[Problem description]
Hunt for the word "title" across the entries below, copying each line that holds it.

A run of records:
#####
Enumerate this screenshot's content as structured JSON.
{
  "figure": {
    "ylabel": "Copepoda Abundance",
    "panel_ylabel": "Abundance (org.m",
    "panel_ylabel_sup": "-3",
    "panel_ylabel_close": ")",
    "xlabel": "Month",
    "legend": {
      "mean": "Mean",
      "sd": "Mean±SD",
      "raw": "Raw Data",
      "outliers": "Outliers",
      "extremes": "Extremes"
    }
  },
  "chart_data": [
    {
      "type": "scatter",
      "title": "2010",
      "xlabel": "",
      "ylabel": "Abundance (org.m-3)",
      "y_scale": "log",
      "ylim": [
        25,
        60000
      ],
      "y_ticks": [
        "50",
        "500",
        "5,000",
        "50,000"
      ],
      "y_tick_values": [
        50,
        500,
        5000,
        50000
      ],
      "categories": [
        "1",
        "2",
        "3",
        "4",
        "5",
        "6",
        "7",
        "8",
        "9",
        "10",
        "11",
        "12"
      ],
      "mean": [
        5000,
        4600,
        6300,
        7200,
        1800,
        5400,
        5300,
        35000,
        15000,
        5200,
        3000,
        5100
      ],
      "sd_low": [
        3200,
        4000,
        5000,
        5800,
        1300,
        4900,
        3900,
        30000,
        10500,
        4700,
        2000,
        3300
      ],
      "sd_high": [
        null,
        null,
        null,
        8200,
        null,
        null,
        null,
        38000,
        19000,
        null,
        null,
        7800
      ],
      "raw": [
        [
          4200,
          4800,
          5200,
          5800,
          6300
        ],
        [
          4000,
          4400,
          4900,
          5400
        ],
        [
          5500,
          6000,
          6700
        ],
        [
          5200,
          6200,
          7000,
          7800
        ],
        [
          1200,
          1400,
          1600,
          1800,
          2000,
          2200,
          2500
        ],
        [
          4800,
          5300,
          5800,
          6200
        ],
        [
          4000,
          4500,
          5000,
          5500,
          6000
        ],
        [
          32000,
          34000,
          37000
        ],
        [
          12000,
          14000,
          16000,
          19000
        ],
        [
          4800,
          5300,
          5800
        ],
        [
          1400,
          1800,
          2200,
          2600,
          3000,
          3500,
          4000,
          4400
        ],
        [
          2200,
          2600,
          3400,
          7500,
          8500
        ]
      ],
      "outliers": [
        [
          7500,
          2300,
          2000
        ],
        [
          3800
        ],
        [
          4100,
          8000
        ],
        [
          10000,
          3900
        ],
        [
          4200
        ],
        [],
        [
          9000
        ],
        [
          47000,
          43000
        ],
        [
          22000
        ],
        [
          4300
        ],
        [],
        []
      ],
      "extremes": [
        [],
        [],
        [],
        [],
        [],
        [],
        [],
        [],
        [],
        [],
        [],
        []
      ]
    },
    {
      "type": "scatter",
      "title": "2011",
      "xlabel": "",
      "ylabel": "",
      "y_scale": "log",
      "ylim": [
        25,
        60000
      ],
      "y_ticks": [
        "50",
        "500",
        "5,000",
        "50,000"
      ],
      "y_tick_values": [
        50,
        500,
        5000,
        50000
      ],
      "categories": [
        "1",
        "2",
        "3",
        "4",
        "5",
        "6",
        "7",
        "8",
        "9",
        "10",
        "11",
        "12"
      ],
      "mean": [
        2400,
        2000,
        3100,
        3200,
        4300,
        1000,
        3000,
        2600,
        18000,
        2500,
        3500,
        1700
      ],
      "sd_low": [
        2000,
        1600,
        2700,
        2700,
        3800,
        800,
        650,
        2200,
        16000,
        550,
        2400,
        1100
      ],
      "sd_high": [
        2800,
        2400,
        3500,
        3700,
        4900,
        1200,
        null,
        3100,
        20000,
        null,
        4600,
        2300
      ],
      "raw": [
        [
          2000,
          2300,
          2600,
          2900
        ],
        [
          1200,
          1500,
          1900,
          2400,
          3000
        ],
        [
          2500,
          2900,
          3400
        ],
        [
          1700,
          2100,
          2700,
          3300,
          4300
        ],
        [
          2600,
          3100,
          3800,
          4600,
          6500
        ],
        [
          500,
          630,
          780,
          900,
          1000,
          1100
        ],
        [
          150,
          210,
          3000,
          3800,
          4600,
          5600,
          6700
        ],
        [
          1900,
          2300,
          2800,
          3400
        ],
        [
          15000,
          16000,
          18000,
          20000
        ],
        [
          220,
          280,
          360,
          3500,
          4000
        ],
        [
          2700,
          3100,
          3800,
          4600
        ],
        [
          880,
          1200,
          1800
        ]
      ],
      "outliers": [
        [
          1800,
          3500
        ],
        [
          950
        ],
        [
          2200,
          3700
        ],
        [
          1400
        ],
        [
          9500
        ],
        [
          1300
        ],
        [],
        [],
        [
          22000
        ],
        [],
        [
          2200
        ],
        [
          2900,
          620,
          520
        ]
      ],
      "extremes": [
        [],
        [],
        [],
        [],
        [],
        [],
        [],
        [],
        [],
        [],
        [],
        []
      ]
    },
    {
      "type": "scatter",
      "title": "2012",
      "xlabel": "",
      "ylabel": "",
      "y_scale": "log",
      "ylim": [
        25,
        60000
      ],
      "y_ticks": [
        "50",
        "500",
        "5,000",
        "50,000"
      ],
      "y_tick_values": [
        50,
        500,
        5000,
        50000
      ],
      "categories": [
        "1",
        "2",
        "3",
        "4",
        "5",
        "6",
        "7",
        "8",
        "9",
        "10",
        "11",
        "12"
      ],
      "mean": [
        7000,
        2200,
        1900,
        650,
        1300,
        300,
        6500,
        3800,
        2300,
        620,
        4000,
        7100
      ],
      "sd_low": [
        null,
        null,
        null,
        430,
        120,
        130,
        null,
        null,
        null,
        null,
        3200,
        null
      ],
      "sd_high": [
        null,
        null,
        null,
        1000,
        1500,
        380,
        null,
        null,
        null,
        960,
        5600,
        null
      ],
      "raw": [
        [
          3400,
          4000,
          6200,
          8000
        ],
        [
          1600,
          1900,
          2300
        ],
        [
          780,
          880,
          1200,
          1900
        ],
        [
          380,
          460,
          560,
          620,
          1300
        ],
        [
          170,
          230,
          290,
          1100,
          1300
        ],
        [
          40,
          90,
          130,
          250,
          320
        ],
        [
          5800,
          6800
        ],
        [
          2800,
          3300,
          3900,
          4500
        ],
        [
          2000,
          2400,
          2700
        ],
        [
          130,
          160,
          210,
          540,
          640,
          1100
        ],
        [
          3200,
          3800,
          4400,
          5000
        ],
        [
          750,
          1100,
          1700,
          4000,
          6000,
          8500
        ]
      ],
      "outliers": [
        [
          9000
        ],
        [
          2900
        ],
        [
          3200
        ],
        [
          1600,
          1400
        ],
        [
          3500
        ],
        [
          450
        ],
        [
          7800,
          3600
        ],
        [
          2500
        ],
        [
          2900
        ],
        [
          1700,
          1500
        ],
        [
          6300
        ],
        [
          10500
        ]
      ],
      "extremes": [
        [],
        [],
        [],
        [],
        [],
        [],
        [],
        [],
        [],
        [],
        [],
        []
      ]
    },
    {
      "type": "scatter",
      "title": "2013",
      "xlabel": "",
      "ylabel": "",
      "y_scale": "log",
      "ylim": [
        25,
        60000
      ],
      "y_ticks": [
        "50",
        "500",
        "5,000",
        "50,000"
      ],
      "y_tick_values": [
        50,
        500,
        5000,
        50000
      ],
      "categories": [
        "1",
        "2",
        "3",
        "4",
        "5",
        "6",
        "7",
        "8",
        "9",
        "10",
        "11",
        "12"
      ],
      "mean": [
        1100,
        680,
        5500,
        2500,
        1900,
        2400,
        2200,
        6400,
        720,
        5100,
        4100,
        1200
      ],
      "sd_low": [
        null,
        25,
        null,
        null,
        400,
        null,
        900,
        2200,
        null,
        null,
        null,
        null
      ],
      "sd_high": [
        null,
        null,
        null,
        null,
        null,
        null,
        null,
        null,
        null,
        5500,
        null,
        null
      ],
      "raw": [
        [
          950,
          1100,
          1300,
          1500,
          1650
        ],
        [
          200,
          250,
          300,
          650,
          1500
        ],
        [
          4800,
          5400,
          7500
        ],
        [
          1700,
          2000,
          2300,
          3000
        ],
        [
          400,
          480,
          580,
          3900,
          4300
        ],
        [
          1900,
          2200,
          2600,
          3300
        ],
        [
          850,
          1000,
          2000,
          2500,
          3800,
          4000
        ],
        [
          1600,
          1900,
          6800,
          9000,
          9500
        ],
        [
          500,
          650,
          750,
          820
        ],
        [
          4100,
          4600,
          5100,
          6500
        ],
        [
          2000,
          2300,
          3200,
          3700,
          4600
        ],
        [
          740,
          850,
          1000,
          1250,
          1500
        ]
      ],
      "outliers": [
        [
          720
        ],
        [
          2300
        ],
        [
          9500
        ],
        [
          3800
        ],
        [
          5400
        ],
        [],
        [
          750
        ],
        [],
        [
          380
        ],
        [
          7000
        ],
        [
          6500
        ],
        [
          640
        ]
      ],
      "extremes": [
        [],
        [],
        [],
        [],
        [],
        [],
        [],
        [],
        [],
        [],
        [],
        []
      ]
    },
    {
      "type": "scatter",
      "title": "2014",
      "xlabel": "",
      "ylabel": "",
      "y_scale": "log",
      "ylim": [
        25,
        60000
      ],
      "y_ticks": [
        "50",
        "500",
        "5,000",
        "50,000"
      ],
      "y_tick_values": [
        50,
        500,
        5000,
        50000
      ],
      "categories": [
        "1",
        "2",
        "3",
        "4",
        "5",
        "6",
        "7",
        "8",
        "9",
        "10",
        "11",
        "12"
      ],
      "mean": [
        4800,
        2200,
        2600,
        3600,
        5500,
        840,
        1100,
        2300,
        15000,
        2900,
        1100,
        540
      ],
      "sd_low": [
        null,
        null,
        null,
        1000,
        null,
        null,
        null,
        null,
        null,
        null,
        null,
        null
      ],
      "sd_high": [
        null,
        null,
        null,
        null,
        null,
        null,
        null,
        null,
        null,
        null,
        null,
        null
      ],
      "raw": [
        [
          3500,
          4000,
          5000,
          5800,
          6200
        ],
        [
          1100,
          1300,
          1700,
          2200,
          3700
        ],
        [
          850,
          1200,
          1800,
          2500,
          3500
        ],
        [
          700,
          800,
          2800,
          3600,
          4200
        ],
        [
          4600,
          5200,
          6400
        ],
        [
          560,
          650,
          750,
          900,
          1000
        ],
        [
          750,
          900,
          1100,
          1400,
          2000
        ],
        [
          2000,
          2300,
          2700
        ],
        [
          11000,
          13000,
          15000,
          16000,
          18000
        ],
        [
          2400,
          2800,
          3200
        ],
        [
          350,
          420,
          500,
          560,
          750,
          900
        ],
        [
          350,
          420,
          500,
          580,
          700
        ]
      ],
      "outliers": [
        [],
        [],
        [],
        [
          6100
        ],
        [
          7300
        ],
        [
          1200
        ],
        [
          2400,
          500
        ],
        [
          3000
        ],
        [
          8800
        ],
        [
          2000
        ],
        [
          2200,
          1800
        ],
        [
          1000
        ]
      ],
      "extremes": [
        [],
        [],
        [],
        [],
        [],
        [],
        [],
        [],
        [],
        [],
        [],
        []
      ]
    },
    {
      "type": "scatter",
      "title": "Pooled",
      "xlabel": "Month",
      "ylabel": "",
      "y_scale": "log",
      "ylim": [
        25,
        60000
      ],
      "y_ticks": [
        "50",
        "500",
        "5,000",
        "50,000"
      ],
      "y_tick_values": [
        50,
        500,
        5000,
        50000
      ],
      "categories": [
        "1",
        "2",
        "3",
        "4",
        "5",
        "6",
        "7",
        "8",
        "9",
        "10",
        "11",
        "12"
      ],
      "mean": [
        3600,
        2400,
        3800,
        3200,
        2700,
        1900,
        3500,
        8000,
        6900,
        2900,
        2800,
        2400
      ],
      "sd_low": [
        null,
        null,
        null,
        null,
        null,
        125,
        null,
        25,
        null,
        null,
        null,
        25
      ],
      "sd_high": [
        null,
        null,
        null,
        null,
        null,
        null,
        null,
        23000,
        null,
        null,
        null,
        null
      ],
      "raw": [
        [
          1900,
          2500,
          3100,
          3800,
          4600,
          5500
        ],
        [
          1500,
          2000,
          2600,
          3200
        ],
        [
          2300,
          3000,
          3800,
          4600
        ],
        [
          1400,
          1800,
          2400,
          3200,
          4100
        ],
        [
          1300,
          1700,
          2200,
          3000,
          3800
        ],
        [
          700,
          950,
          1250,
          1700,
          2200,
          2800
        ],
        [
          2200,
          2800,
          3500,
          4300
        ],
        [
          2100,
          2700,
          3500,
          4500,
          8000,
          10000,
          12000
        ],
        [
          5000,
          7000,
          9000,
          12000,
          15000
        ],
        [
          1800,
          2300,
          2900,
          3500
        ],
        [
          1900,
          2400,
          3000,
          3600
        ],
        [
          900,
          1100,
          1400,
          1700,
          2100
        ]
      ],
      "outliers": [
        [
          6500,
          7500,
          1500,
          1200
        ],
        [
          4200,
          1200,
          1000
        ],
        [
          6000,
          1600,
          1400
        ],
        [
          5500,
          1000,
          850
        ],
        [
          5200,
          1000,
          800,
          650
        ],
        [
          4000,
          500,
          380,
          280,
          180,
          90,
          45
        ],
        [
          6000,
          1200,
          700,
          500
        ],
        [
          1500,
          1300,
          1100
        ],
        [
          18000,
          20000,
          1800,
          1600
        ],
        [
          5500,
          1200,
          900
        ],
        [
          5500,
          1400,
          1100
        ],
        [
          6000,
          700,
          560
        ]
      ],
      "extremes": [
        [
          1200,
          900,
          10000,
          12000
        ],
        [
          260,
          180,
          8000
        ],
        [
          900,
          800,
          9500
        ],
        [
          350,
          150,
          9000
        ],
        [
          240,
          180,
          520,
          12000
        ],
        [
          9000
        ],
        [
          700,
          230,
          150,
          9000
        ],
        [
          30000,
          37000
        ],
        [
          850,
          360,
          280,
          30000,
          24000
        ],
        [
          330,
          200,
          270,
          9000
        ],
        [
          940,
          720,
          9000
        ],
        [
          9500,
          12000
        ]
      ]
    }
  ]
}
#####
[Reply to the exercise]
      "title": "2010",
      "title": "2011",
      "title": "2012",
      "title": "2013",
      "title": "2014",
      "title": "Pooled",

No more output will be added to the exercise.